Aim of the exercise | Determine which lines of the records include the word "keys", and copy them.

Records supplied |

------------------------------

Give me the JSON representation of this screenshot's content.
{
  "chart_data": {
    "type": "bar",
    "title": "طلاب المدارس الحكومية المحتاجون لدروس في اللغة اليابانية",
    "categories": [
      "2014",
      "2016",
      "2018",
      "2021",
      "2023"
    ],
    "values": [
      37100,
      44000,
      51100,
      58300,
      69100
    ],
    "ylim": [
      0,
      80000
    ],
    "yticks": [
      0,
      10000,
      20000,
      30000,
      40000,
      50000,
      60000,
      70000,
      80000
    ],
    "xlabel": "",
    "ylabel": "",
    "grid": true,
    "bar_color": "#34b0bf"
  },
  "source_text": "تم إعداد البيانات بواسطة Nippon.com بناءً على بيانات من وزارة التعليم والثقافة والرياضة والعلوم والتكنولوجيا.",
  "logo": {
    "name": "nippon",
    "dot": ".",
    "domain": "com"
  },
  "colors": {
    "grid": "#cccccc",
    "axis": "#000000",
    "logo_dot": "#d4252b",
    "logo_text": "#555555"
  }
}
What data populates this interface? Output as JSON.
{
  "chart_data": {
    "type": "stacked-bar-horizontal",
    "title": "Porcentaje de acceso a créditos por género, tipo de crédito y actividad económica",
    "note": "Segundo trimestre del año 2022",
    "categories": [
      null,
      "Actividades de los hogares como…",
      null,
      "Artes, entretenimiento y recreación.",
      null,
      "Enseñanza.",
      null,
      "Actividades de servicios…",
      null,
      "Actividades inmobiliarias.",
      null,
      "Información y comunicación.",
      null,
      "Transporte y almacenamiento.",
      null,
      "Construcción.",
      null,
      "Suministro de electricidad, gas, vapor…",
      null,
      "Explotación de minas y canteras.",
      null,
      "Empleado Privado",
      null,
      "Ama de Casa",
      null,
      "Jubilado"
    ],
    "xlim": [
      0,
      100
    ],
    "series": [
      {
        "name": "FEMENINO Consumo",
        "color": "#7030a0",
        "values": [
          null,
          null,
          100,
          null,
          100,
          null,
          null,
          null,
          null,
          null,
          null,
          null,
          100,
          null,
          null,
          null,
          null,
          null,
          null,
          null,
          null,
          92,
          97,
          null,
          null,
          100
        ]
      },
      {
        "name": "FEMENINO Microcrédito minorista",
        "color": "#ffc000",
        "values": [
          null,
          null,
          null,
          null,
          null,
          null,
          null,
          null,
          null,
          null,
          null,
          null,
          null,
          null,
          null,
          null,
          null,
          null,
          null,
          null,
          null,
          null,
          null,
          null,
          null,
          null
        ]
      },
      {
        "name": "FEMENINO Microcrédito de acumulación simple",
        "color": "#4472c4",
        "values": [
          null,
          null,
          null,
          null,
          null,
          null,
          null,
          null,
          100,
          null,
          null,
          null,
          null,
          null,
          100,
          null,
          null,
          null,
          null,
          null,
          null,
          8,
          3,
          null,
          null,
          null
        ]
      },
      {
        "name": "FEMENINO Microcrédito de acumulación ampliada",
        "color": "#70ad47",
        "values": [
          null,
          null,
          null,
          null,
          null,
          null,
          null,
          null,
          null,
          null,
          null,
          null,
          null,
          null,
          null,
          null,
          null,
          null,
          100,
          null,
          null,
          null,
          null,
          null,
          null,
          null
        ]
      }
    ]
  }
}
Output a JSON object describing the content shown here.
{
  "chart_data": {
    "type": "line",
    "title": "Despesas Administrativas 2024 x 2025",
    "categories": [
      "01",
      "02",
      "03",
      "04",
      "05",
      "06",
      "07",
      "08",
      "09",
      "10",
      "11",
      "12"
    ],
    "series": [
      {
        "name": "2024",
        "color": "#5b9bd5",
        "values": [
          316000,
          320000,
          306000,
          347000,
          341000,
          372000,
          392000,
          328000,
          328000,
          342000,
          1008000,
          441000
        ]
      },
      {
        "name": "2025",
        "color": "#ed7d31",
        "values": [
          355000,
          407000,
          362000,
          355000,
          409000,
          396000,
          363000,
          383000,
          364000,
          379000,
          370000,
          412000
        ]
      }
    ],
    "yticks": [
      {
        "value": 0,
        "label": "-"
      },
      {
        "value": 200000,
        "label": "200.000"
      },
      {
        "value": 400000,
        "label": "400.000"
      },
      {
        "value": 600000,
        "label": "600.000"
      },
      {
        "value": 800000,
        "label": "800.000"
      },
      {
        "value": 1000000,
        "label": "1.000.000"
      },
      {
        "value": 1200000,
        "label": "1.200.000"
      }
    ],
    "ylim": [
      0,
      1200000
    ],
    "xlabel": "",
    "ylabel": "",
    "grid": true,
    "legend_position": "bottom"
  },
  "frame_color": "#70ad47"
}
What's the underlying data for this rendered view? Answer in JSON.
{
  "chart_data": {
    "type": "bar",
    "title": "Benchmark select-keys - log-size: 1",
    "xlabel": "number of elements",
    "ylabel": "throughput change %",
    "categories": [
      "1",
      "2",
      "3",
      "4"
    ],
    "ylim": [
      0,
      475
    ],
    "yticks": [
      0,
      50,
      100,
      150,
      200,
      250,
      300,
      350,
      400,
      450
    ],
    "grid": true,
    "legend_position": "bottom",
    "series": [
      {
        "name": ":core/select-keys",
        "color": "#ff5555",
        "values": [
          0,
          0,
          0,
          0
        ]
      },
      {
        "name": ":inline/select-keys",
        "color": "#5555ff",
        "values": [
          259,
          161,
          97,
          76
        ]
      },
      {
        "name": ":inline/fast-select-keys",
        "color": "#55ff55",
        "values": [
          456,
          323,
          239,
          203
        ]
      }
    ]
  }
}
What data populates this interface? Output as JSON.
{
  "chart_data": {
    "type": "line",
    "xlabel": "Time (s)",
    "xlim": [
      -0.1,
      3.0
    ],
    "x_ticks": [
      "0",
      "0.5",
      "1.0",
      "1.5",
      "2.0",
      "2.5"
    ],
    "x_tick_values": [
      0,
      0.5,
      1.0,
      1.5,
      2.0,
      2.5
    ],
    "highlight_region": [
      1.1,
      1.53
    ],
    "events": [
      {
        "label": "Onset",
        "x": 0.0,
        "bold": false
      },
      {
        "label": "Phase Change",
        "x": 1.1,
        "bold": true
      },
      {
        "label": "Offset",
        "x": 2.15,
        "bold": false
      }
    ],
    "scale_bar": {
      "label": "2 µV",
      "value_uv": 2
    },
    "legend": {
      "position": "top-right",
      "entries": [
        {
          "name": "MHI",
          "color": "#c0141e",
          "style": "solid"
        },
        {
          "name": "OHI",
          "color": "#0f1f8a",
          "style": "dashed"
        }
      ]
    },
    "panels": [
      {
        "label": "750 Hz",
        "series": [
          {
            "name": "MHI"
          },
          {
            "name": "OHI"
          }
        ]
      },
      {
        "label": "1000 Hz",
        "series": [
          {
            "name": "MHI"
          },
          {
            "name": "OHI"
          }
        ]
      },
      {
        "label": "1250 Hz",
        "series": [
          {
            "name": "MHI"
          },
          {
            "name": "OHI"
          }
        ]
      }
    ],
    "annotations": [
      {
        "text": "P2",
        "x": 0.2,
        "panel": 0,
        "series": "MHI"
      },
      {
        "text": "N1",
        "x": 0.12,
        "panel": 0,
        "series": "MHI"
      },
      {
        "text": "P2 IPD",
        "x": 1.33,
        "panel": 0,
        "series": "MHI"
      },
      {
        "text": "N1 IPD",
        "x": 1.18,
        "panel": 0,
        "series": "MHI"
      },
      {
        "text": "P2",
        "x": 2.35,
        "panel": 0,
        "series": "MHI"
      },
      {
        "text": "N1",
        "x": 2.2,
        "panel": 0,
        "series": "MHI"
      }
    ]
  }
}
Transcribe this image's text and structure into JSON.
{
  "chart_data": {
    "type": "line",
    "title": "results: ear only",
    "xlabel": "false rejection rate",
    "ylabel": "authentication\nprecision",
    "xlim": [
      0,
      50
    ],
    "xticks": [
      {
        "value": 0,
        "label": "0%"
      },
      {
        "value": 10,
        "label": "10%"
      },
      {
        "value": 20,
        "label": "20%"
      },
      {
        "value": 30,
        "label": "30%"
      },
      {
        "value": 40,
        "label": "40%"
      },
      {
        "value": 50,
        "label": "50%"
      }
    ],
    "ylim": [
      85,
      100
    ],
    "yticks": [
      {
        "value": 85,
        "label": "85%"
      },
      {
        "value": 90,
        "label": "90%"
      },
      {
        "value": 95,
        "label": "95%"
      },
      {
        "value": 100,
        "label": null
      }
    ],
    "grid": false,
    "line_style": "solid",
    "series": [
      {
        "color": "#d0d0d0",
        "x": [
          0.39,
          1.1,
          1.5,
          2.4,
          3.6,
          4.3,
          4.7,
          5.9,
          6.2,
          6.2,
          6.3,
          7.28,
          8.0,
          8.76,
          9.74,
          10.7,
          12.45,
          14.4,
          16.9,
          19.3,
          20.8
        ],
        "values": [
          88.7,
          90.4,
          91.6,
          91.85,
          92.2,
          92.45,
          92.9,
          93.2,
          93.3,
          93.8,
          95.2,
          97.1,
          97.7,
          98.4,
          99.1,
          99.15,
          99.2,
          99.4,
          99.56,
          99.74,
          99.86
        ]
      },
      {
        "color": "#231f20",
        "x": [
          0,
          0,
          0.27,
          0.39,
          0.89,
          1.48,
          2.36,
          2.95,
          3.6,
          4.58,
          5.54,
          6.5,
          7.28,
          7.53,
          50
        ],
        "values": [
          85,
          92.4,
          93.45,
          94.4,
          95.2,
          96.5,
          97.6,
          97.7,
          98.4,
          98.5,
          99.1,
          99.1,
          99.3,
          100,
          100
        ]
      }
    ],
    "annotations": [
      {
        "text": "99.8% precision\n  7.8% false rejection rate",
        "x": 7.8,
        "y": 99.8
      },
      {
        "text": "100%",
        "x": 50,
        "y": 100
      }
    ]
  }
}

------------------------------

Solution to this problem |
    "title": "Benchmark select-keys - log-size: 1",
        "name": ":core/select-keys",
        "name": ":inline/select-keys",
        "name": ":inline/fast-select-keys",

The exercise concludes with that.